### DESCRIPTION OF THE TASK
Review the material line by line. Identify and copy every line that contains the string "arrow".

··· DATASET

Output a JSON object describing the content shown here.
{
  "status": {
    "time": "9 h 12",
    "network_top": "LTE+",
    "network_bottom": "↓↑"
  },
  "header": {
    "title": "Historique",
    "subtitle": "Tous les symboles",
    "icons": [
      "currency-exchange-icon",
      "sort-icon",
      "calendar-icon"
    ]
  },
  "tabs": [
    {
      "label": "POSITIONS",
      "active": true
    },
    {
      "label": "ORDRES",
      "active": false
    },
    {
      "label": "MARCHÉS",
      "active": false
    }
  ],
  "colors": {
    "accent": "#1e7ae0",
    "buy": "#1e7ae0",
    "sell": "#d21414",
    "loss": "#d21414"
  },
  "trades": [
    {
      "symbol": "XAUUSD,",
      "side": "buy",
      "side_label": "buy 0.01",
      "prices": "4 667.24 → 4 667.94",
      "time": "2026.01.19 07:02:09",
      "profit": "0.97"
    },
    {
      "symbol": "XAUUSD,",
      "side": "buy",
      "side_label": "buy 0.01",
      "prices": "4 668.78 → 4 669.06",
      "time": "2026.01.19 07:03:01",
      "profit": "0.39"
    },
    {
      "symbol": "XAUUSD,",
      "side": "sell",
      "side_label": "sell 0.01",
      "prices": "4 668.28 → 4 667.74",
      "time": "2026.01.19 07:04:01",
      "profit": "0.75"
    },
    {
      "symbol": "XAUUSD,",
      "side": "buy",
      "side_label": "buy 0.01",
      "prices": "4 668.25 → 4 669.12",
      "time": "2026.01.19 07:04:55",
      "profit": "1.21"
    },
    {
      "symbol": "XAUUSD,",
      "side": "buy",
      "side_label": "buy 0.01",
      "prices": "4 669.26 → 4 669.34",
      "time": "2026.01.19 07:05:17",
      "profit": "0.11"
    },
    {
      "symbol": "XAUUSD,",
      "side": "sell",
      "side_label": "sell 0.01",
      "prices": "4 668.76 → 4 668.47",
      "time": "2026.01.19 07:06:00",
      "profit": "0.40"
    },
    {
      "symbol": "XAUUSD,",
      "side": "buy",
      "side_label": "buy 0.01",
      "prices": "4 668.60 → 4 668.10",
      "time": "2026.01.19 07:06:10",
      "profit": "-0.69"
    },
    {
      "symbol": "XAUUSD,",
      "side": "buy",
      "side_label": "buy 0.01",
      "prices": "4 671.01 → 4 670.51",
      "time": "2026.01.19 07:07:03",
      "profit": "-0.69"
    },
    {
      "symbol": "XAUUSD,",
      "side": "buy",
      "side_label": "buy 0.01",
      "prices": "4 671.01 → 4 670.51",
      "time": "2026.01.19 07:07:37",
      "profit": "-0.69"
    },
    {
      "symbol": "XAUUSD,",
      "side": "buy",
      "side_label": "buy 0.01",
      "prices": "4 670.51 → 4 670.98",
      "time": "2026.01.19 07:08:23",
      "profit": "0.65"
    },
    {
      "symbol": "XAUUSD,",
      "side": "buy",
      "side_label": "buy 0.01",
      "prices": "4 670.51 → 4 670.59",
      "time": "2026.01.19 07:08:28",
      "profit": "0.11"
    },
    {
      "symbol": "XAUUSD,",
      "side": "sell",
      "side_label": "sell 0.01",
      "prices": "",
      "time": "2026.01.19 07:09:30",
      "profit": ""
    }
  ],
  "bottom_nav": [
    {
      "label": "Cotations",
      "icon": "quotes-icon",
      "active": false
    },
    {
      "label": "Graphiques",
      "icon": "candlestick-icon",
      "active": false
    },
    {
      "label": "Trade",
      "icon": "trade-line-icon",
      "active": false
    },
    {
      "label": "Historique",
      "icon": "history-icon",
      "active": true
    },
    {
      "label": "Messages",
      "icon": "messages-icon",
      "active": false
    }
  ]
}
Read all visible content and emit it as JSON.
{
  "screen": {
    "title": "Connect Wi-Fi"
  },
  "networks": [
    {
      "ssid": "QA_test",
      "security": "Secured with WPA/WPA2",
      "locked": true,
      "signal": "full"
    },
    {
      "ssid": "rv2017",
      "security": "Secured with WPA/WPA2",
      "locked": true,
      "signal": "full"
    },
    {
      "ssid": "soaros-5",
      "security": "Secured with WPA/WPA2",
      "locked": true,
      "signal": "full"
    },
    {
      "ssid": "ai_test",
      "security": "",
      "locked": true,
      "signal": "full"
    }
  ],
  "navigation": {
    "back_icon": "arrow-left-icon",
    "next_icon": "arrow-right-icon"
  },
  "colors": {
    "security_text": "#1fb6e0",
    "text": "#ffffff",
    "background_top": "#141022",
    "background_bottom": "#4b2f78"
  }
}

······

### TASK ANSWER
    "back_icon": "arrow-left-icon",
    "next_icon": "arrow-right-icon"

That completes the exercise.